[Written exercise]
Lines holding the string "Coefficient" are the ones to copy from this listing.

Dataset rows about figures
>> begin

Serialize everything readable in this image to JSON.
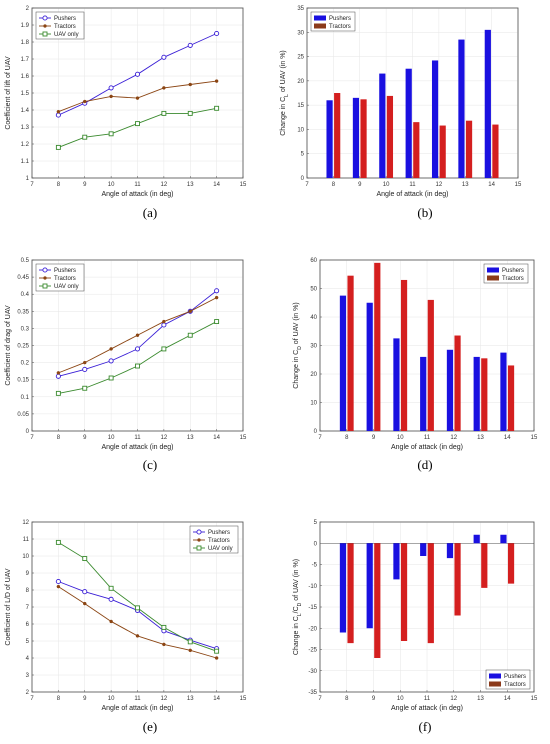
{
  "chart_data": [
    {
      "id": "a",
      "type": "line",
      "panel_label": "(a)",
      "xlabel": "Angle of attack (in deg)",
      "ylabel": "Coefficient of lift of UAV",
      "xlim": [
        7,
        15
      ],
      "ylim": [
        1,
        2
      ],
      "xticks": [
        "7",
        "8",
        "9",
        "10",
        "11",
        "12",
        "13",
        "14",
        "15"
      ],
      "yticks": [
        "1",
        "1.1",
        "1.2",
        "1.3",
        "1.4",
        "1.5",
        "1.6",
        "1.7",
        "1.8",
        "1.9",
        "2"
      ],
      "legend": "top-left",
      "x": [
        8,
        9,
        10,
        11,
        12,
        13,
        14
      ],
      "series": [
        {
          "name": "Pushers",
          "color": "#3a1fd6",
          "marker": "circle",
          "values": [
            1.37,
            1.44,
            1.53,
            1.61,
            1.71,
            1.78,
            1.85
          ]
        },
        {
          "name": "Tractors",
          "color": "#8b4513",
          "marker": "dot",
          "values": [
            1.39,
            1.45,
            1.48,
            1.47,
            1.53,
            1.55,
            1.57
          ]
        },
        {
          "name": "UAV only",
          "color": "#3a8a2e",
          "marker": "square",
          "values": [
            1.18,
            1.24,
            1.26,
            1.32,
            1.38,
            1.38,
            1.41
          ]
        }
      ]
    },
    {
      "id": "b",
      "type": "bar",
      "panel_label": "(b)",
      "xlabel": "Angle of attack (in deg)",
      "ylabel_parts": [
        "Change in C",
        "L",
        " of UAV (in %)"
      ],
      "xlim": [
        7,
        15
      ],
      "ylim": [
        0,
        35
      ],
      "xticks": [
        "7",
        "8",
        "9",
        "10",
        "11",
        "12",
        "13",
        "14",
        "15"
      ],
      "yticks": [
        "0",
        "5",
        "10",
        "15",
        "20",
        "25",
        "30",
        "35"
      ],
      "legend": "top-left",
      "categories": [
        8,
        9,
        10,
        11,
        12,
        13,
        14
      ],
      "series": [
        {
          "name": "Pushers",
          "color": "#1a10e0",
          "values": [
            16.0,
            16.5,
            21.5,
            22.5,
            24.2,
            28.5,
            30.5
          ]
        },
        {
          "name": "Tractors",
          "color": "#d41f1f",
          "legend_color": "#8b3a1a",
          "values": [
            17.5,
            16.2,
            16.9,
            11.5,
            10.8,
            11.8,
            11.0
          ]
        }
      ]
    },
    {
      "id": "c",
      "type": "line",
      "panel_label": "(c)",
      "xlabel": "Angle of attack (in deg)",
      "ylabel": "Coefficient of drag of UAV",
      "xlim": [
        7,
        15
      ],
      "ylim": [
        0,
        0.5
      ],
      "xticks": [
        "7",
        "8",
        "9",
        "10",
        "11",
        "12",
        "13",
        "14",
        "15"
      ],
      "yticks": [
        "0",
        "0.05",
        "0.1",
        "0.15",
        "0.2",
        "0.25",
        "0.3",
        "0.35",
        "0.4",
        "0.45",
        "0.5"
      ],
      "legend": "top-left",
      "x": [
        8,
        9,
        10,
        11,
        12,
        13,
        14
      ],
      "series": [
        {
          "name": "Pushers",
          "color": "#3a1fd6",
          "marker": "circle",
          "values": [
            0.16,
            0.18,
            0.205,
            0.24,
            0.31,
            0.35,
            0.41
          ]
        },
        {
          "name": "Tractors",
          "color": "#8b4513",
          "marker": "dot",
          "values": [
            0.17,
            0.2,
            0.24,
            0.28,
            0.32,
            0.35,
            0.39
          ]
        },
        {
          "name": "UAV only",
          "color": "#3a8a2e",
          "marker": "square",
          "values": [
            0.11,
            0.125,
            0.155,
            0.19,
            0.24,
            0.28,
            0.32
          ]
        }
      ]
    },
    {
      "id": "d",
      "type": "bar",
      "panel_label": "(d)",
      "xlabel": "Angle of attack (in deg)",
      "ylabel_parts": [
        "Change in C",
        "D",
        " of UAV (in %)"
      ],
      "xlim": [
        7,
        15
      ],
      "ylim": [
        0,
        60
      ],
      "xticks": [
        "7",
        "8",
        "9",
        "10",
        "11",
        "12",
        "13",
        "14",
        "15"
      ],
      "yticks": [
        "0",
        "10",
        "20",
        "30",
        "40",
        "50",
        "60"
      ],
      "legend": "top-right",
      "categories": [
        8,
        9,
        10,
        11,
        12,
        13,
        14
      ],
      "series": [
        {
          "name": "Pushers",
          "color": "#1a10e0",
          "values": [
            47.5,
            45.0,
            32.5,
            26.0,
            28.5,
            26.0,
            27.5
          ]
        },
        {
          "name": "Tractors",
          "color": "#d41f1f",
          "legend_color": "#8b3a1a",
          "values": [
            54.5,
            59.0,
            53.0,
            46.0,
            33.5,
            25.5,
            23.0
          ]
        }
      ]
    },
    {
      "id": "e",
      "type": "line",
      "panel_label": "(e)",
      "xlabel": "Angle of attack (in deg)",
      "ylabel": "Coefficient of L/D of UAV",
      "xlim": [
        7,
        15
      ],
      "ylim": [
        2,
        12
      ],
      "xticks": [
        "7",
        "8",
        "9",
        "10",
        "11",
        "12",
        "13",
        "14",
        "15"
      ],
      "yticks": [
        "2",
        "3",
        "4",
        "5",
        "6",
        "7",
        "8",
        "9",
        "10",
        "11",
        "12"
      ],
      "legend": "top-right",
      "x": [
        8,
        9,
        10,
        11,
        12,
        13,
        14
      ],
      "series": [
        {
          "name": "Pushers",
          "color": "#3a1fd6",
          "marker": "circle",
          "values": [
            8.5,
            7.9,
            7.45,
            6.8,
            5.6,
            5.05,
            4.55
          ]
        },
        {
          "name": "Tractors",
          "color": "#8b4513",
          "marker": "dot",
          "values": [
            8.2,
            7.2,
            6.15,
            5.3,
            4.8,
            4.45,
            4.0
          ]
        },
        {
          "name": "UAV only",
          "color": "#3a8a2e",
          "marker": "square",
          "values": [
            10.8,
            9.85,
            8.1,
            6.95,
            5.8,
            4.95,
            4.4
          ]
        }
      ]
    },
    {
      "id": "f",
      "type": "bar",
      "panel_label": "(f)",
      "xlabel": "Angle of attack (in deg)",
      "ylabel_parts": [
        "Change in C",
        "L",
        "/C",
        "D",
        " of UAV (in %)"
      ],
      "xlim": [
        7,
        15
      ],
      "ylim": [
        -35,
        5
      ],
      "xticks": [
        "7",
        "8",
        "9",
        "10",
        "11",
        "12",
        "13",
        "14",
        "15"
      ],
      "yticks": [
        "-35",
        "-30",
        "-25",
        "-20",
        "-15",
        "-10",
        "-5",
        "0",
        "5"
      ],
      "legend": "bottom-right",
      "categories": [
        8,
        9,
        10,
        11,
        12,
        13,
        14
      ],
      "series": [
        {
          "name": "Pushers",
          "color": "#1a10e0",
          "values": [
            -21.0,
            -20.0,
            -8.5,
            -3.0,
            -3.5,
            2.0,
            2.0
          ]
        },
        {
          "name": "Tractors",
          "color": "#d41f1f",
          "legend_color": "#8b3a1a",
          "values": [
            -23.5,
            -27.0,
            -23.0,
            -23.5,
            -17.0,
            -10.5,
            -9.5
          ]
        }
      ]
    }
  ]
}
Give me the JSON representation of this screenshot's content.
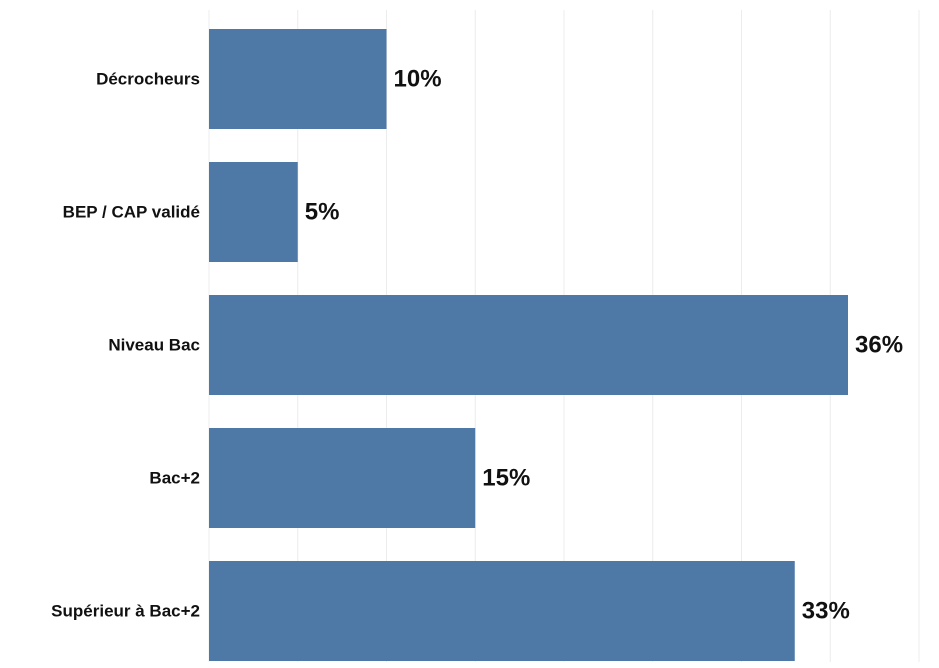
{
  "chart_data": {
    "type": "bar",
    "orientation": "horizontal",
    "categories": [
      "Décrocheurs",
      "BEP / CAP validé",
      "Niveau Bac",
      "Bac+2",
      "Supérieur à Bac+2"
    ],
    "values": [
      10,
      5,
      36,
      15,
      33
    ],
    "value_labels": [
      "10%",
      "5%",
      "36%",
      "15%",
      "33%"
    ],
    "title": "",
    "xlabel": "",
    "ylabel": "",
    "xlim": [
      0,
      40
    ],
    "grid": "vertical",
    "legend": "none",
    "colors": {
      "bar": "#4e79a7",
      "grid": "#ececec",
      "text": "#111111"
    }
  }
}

>> end

[Complete output]
      "ylabel": "Coefficient of lift of UAV",
      "ylabel": "Coefficient of drag of UAV",
      "ylabel": "Coefficient of L/D of UAV",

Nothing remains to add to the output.